▸ PROBLEM REQUIREMENTS
Copy the data precisely, character for character, and leave out every picture.

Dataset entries
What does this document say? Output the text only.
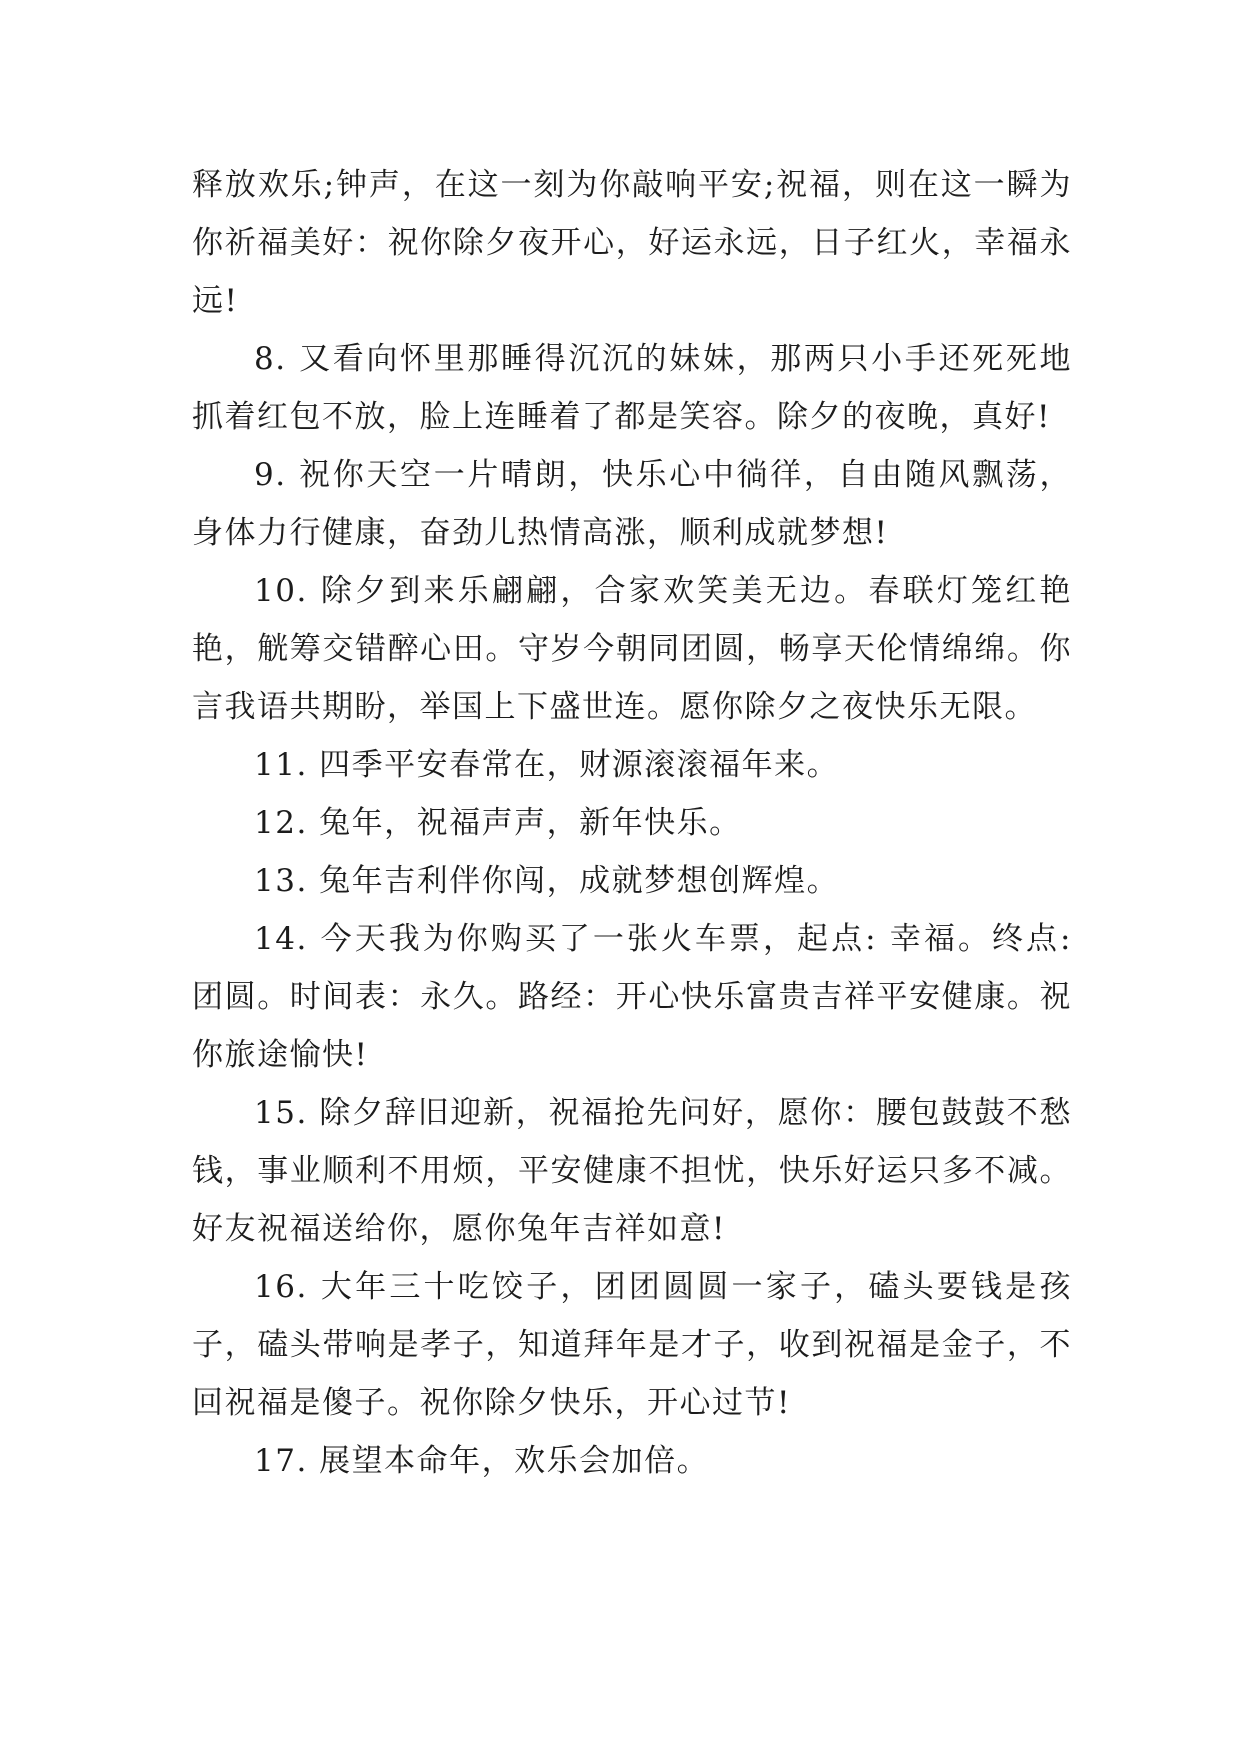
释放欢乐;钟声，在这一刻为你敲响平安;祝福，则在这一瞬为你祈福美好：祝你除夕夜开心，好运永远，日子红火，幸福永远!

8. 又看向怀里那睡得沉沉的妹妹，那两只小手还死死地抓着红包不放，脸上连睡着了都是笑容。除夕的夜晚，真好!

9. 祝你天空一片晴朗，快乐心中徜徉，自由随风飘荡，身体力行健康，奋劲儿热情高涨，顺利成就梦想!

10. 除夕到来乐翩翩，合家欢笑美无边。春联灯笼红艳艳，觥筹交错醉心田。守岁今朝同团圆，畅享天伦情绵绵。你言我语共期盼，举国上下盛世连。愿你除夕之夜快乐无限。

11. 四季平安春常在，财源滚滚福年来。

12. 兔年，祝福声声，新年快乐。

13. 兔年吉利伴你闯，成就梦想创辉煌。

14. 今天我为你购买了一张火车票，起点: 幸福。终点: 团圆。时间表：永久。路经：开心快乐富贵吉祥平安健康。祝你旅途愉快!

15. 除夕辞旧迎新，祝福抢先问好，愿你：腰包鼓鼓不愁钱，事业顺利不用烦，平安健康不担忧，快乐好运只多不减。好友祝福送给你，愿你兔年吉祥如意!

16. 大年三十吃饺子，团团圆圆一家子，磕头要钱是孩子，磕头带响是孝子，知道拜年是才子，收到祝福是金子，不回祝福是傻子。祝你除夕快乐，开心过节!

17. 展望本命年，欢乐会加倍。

▸ FULL RESPONSE
What does this document say? Output the text only.
释放欢乐;钟声，在这一刻为你敲响平安;祝福，则在这一瞬为你祈福美好：祝你除夕夜开心，好运永远，日子红火，幸福永远!

8. 又看向怀里那睡得沉沉的妹妹，那两只小手还死死地抓着红包不放，脸上连睡着了都是笑容。除夕的夜晚，真好!

9. 祝你天空一片晴朗，快乐心中徜徉，自由随风飘荡，身体力行健康，奋劲儿热情高涨，顺利成就梦想!

10. 除夕到来乐翩翩，合家欢笑美无边。春联灯笼红艳艳，觥筹交错醉心田。守岁今朝同团圆，畅享天伦情绵绵。你言我语共期盼，举国上下盛世连。愿你除夕之夜快乐无限。

11. 四季平安春常在，财源滚滚福年来。

12. 兔年，祝福声声，新年快乐。

13. 兔年吉利伴你闯，成就梦想创辉煌。

14. 今天我为你购买了一张火车票，起点: 幸福。终点: 团圆。时间表：永久。路经：开心快乐富贵吉祥平安健康。祝你旅途愉快!

15. 除夕辞旧迎新，祝福抢先问好，愿你：腰包鼓鼓不愁钱，事业顺利不用烦，平安健康不担忧，快乐好运只多不减。好友祝福送给你，愿你兔年吉祥如意!

16. 大年三十吃饺子，团团圆圆一家子，磕头要钱是孩子，磕头带响是孝子，知道拜年是才子，收到祝福是金子，不回祝福是傻子。祝你除夕快乐，开心过节!

17. 展望本命年，欢乐会加倍。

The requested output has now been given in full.